**Given task:**
In the entries below, find the line containing "Convert this document image to plain text.". Copy it and all lines after it, exactly, through the end.

[Part of a data file]
___
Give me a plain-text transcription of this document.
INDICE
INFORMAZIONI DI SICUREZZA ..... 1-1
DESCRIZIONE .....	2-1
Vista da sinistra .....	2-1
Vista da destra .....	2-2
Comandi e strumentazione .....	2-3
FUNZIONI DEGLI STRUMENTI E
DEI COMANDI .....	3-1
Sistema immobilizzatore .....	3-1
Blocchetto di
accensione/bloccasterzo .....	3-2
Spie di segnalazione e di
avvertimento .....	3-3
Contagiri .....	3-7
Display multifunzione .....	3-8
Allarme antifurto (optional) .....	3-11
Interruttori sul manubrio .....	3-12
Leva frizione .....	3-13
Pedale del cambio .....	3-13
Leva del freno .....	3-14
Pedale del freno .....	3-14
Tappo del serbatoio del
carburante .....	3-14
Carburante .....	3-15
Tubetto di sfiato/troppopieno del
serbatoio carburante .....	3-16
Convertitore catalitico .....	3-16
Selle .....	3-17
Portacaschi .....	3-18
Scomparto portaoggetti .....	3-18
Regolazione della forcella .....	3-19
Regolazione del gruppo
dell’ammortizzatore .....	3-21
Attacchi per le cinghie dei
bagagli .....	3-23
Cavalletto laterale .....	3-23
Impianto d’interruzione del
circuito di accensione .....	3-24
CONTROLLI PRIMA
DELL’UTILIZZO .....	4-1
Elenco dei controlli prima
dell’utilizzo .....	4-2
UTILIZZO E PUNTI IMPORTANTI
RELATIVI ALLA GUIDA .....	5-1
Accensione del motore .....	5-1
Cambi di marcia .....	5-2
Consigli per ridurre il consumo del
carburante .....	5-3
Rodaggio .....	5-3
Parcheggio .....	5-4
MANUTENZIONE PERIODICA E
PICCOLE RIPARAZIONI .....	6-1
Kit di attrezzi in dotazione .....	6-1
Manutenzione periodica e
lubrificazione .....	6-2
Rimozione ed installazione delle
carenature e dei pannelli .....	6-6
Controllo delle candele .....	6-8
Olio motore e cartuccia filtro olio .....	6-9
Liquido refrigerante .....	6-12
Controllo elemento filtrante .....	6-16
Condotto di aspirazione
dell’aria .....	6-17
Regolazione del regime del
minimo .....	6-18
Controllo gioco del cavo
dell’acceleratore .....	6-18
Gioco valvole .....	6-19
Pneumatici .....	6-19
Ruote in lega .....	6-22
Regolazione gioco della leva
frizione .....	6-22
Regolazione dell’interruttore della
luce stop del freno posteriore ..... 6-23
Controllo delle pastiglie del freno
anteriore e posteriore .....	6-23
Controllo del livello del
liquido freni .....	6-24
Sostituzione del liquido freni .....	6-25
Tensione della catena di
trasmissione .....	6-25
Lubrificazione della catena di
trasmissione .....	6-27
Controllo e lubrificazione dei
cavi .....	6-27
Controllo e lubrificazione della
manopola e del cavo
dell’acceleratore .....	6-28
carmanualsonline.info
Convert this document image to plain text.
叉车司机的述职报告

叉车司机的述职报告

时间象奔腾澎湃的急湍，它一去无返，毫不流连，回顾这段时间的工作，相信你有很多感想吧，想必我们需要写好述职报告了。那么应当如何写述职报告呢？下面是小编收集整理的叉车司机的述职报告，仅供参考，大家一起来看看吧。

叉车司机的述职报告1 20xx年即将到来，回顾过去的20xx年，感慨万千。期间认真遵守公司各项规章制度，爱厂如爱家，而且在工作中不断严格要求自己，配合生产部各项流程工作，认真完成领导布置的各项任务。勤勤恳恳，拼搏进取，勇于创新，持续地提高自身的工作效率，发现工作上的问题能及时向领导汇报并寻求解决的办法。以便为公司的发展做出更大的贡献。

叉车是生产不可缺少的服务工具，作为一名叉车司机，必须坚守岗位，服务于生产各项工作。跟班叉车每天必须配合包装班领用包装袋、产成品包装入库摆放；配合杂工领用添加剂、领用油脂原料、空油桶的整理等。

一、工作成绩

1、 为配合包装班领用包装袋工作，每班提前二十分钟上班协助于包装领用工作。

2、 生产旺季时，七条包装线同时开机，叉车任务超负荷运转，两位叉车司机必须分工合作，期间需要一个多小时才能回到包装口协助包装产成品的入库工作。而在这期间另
___
**Answer to this exercise:**
Convert this document image to plain text.
叉车司机的述职报告

叉车司机的述职报告

时间象奔腾澎湃的急湍，它一去无返，毫不流连，回顾这段时间的工作，相信你有很多感想吧，想必我们需要写好述职报告了。那么应当如何写述职报告呢？下面是小编收集整理的叉车司机的述职报告，仅供参考，大家一起来看看吧。

叉车司机的述职报告1 20xx年即将到来，回顾过去的20xx年，感慨万千。期间认真遵守公司各项规章制度，爱厂如爱家，而且在工作中不断严格要求自己，配合生产部各项流程工作，认真完成领导布置的各项任务。勤勤恳恳，拼搏进取，勇于创新，持续地提高自身的工作效率，发现工作上的问题能及时向领导汇报并寻求解决的办法。以便为公司的发展做出更大的贡献。

叉车是生产不可缺少的服务工具，作为一名叉车司机，必须坚守岗位，服务于生产各项工作。跟班叉车每天必须配合包装班领用包装袋、产成品包装入库摆放；配合杂工领用添加剂、领用油脂原料、空油桶的整理等。

一、工作成绩

1、 为配合包装班领用包装袋工作，每班提前二十分钟上班协助于包装领用工作。

2、 生产旺季时，七条包装线同时开机，叉车任务超负荷运转，两位叉车司机必须分工合作，期间需要一个多小时才能回到包装口协助包装产成品的入库工作。而在这期间另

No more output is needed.